- [Records provided]:
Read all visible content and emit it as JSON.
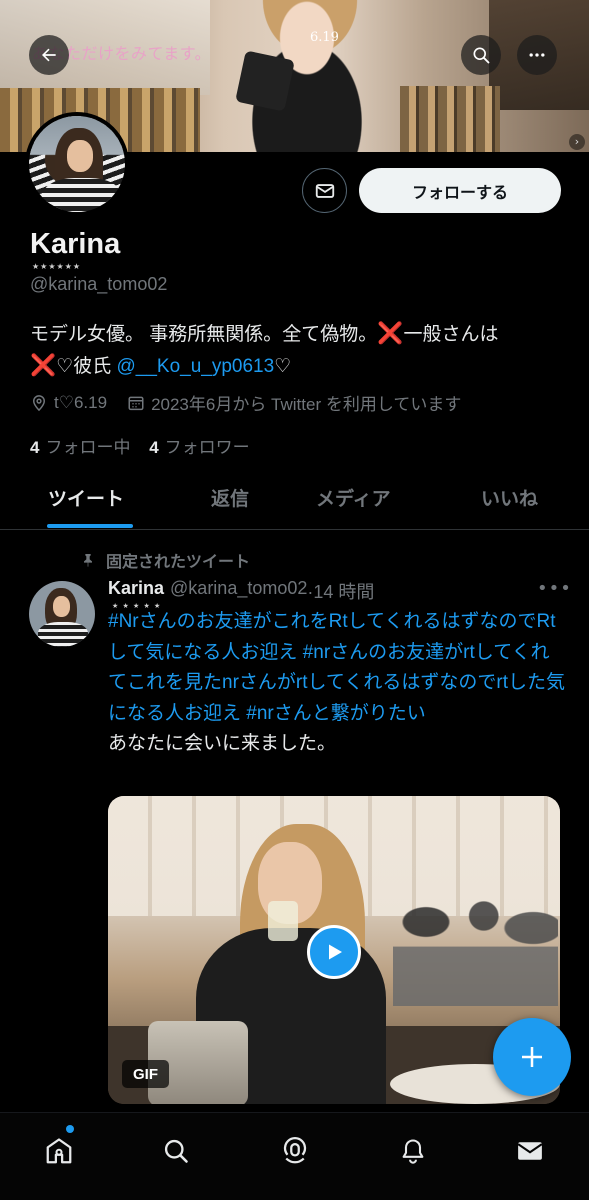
{
  "banner": {
    "overlay_text": "あなただけをみてます。",
    "date_text": "6.19"
  },
  "profile": {
    "display_name": "Karina",
    "name_decoration": "★★★★★★",
    "handle": "@karina_tomo02",
    "follow_label": "フォローする",
    "bio_line1_a": "モデル女優。 事務所無関係。全て偽物。",
    "bio_cross": "❌",
    "bio_line1_b": "一般さんは",
    "bio_line2_a": "♡彼氏 ",
    "bio_mention": "@__Ko_u_yp0613",
    "bio_line2_b": "♡",
    "location": "t♡6.19",
    "joined": "2023年6月から Twitter を利用しています",
    "following_count": "4",
    "following_label": "フォロー中",
    "followers_count": "4",
    "followers_label": "フォロワー"
  },
  "tabs": [
    "ツイート",
    "返信",
    "メディア",
    "いいね"
  ],
  "pinned_tweet": {
    "pinned_label": "固定されたツイート",
    "author_name": "Karina",
    "author_decoration": "★ ★ ★ ★ ★",
    "author_handle": "@karina_tomo02",
    "time": "·14 時間",
    "more": "•••",
    "tags_text": "#Nrさんのお友達がこれをRtしてくれるはずなのでRtして気になる人お迎え #nrさんのお友達がrtしてくれてこれを見たnrさんがrtしてくれるはずなのでrtした気になる人お迎え #nrさんと繋がりたい",
    "body_text": "あなたに会いに来ました。",
    "media_badge": "GIF"
  },
  "colors": {
    "accent": "#1d9bf0",
    "background": "#000000",
    "secondary_text": "#71767b",
    "cross": "#e0245e"
  },
  "icons": {
    "back": "arrow-left-icon",
    "search": "search-icon",
    "more": "more-horizontal-icon",
    "message": "envelope-icon",
    "location": "location-pin-icon",
    "calendar": "calendar-icon",
    "pin": "pin-icon",
    "play": "play-icon",
    "compose": "plus-icon",
    "nav": [
      "home-icon",
      "search-icon",
      "spaces-icon",
      "bell-icon",
      "mail-icon"
    ]
  }
}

- [Your goal]:
Reproduce every entry word for word, but omit the pictures.

- [Written answer]:
Read all visible content and emit it as JSON.
{
  "banner": {
    "overlay_text": "あなただけをみてます。",
    "date_text": "6.19"
  },
  "profile": {
    "display_name": "Karina",
    "name_decoration": "★★★★★★",
    "handle": "@karina_tomo02",
    "follow_label": "フォローする",
    "bio_line1_a": "モデル女優。 事務所無関係。全て偽物。",
    "bio_cross": "❌",
    "bio_line1_b": "一般さんは",
    "bio_line2_a": "♡彼氏 ",
    "bio_mention": "@__Ko_u_yp0613",
    "bio_line2_b": "♡",
    "location": "t♡6.19",
    "joined": "2023年6月から Twitter を利用しています",
    "following_count": "4",
    "following_label": "フォロー中",
    "followers_count": "4",
    "followers_label": "フォロワー"
  },
  "tabs": [
    "ツイート",
    "返信",
    "メディア",
    "いいね"
  ],
  "pinned_tweet": {
    "pinned_label": "固定されたツイート",
    "author_name": "Karina",
    "author_decoration": "★ ★ ★ ★ ★",
    "author_handle": "@karina_tomo02",
    "time": "·14 時間",
    "more": "•••",
    "tags_text": "#Nrさんのお友達がこれをRtしてくれるはずなのでRtして気になる人お迎え #nrさんのお友達がrtしてくれてこれを見たnrさんがrtしてくれるはずなのでrtした気になる人お迎え #nrさんと繋がりたい",
    "body_text": "あなたに会いに来ました。",
    "media_badge": "GIF"
  },
  "colors": {
    "accent": "#1d9bf0",
    "background": "#000000",
    "secondary_text": "#71767b",
    "cross": "#e0245e"
  },
  "icons": {
    "back": "arrow-left-icon",
    "search": "search-icon",
    "more": "more-horizontal-icon",
    "message": "envelope-icon",
    "location": "location-pin-icon",
    "calendar": "calendar-icon",
    "pin": "pin-icon",
    "play": "play-icon",
    "compose": "plus-icon",
    "nav": [
      "home-icon",
      "search-icon",
      "spaces-icon",
      "bell-icon",
      "mail-icon"
    ]
  }
}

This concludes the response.